** Start of Task inputs **
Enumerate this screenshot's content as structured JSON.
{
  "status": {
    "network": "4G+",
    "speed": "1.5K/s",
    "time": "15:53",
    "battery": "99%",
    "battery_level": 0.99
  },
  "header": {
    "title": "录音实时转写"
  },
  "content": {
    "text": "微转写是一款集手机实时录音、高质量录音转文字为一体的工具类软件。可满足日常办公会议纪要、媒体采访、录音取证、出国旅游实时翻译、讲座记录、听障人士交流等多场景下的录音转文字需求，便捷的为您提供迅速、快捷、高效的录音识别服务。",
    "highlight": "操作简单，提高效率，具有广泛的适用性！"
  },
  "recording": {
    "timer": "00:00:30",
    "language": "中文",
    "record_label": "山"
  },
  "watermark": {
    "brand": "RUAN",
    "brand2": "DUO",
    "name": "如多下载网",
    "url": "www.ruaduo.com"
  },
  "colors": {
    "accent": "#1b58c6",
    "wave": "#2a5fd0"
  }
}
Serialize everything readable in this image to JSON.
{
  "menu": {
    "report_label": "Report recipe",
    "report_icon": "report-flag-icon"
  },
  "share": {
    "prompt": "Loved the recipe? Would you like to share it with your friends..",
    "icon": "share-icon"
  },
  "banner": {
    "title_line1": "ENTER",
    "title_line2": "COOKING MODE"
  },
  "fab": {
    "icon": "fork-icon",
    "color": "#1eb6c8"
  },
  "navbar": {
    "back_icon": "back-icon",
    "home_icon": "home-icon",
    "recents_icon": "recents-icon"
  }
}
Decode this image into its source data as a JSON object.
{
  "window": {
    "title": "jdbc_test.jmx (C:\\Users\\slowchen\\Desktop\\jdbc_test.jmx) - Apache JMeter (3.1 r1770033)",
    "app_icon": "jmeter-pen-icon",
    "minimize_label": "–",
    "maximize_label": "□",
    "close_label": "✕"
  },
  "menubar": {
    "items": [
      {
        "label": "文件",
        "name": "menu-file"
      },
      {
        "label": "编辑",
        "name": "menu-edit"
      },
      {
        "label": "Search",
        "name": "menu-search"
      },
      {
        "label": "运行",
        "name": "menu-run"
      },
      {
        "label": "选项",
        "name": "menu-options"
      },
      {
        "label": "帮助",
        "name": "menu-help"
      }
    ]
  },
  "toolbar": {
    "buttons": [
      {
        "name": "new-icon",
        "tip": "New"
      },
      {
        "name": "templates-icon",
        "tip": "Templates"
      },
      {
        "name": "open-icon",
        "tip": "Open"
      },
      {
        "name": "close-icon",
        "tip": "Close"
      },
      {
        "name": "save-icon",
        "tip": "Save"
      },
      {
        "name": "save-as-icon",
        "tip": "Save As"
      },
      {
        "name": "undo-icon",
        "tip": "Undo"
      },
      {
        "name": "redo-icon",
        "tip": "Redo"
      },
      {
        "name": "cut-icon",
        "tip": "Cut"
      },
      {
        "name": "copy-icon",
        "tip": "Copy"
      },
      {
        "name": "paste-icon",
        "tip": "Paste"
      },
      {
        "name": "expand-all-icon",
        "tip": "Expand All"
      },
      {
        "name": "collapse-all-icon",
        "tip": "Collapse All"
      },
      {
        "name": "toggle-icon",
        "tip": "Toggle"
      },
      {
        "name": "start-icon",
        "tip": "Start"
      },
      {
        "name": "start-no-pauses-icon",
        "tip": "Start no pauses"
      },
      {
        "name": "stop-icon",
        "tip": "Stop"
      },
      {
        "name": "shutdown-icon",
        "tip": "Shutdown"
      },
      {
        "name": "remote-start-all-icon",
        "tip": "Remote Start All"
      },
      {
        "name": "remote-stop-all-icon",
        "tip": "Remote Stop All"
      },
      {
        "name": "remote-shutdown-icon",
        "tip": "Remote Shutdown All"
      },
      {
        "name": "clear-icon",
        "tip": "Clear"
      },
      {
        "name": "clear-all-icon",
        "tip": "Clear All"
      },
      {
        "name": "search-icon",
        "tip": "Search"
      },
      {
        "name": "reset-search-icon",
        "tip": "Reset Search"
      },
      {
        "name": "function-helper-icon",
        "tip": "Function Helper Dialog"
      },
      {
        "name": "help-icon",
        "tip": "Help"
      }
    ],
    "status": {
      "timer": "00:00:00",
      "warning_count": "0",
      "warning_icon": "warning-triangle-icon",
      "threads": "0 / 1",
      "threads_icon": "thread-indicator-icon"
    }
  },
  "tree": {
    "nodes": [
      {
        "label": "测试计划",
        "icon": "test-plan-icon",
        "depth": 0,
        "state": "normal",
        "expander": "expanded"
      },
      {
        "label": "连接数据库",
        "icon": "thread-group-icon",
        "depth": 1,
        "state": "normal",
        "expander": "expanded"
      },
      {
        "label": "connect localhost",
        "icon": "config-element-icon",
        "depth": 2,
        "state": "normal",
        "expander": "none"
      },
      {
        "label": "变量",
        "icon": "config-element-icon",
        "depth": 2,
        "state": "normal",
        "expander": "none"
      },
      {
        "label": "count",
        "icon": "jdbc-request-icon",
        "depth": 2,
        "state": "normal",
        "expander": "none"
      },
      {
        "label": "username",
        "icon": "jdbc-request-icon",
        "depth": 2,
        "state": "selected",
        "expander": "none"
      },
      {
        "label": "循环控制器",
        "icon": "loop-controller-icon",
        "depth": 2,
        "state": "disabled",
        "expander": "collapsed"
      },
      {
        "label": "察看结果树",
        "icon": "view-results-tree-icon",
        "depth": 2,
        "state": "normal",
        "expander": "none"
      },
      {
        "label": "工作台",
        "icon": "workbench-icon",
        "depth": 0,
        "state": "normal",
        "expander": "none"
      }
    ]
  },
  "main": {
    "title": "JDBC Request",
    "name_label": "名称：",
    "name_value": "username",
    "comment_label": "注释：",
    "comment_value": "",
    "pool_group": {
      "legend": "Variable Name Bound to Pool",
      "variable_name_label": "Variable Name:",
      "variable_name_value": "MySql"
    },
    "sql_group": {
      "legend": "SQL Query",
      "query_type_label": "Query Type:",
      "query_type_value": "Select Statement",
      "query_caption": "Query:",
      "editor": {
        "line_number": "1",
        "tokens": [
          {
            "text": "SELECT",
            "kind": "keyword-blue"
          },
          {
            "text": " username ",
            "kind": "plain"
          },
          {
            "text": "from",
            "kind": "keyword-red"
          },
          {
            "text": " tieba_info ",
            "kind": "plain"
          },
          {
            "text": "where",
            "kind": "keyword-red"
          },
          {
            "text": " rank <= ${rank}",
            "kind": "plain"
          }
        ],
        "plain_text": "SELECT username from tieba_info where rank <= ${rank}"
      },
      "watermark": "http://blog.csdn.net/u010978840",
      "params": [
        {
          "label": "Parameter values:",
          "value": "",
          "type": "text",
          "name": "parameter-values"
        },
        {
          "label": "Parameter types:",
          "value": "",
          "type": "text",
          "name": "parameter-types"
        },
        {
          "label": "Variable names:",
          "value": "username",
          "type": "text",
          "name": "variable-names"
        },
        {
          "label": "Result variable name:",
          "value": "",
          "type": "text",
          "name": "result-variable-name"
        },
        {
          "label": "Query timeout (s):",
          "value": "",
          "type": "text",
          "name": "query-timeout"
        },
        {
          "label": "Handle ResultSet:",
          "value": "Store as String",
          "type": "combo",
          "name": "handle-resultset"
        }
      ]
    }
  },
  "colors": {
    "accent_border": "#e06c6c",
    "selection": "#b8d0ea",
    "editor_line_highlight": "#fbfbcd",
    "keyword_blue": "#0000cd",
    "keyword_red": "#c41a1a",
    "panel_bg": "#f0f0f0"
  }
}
** End of Task inputs **
Problem to solve: Find the lines with the string "from" and reproduce them.

Completed exercise:
            "text": "from",
        "plain_text": "SELECT username from tieba_info where rank <= ${rank}"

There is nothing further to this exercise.